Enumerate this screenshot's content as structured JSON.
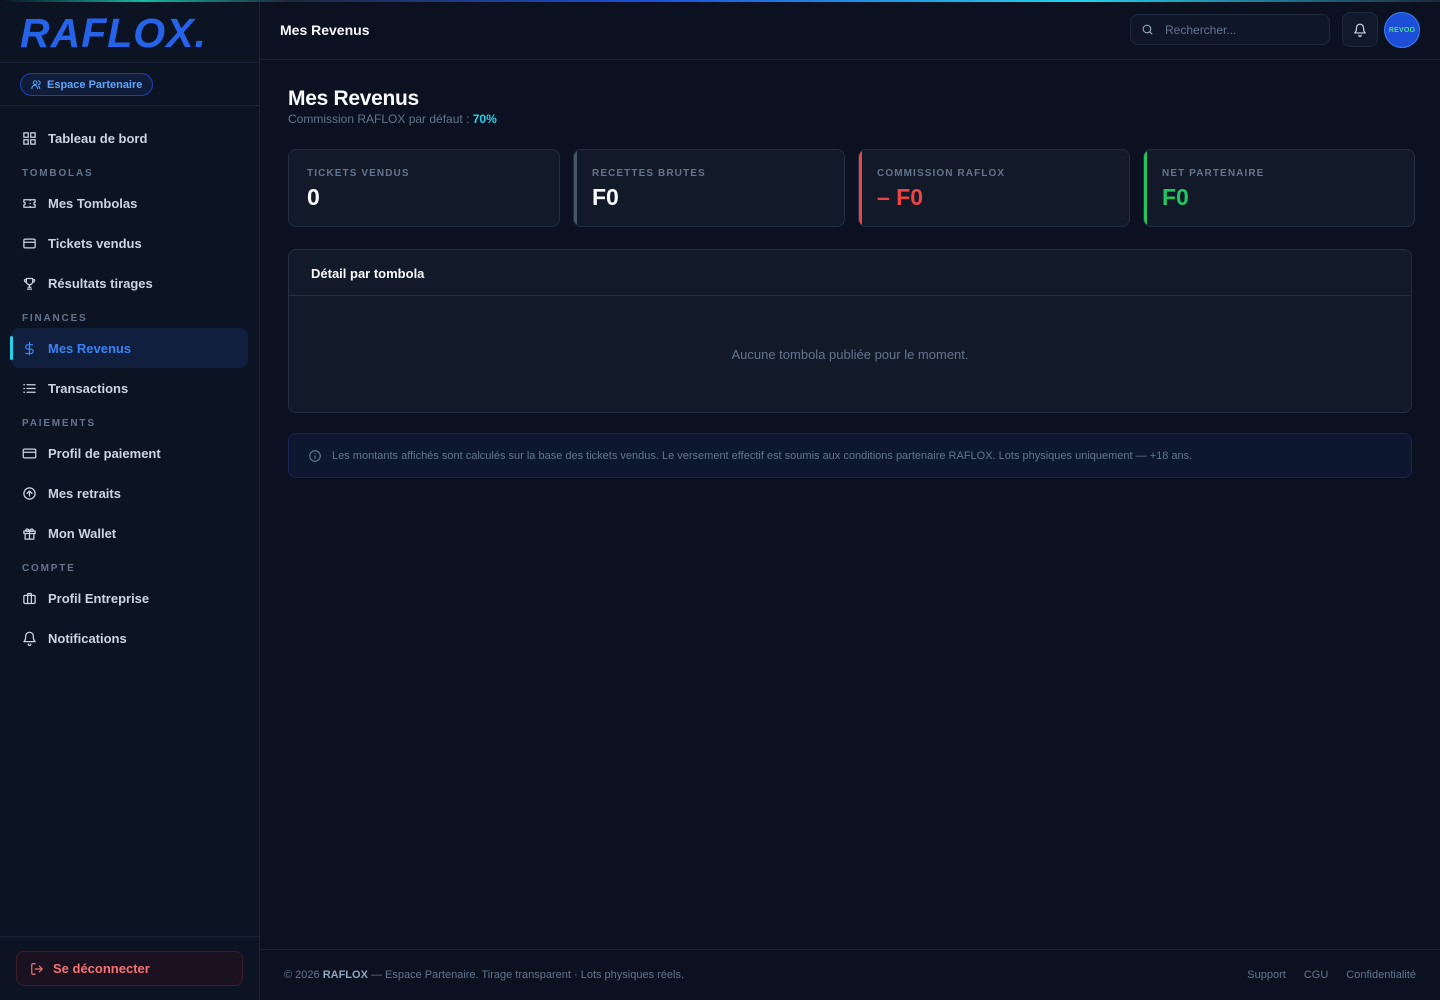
{
  "brand": {
    "logo": "RAFLOX."
  },
  "partner_badge": "Espace Partenaire",
  "sidebar": {
    "dashboard": "Tableau de bord",
    "sections": {
      "tombolas": "TOMBOLAS",
      "finances": "FINANCES",
      "paiements": "PAIEMENTS",
      "compte": "COMPTE"
    },
    "tombolas_items": [
      "Mes Tombolas",
      "Tickets vendus",
      "Résultats tirages"
    ],
    "finances_items": [
      "Mes Revenus",
      "Transactions"
    ],
    "paiements_items": [
      "Profil de paiement",
      "Mes retraits",
      "Mon Wallet"
    ],
    "compte_items": [
      "Profil Entreprise",
      "Notifications"
    ],
    "logout": "Se déconnecter"
  },
  "header": {
    "title": "Mes Revenus",
    "search_placeholder": "Rechercher...",
    "avatar_text": "REVOO"
  },
  "page": {
    "title": "Mes Revenus",
    "subtitle_prefix": "Commission RAFLOX par défaut : ",
    "commission_rate": "70%"
  },
  "stats": [
    {
      "label": "TICKETS VENDUS",
      "value": "0",
      "accent": "#121a2a",
      "value_color": "#f8fafc"
    },
    {
      "label": "RECETTES BRUTES",
      "value": "F0",
      "accent": "#475569",
      "value_color": "#f8fafc"
    },
    {
      "label": "COMMISSION RAFLOX",
      "value": "– F0",
      "accent": "#ef4444",
      "value_color": "#ef4444"
    },
    {
      "label": "NET PARTENAIRE",
      "value": "F0",
      "accent": "#22c55e",
      "value_color": "#22c55e"
    }
  ],
  "detail": {
    "title": "Détail par tombola",
    "empty": "Aucune tombola publiée pour le moment."
  },
  "notice": "Les montants affichés sont calculés sur la base des tickets vendus. Le versement effectif est soumis aux conditions partenaire RAFLOX. Lots physiques uniquement — +18 ans.",
  "footer": {
    "prefix": "© 2026 ",
    "brand": "RAFLOX",
    "suffix": " — Espace Partenaire. Tirage transparent · Lots physiques réels.",
    "links": [
      "Support",
      "CGU",
      "Confidentialité"
    ]
  }
}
══════════════════════════════
◆ WHAT TO DO
Examine the records and report how many lines contain the string "Lots". Only the number should be given.

◆ WRITTEN REPLY
2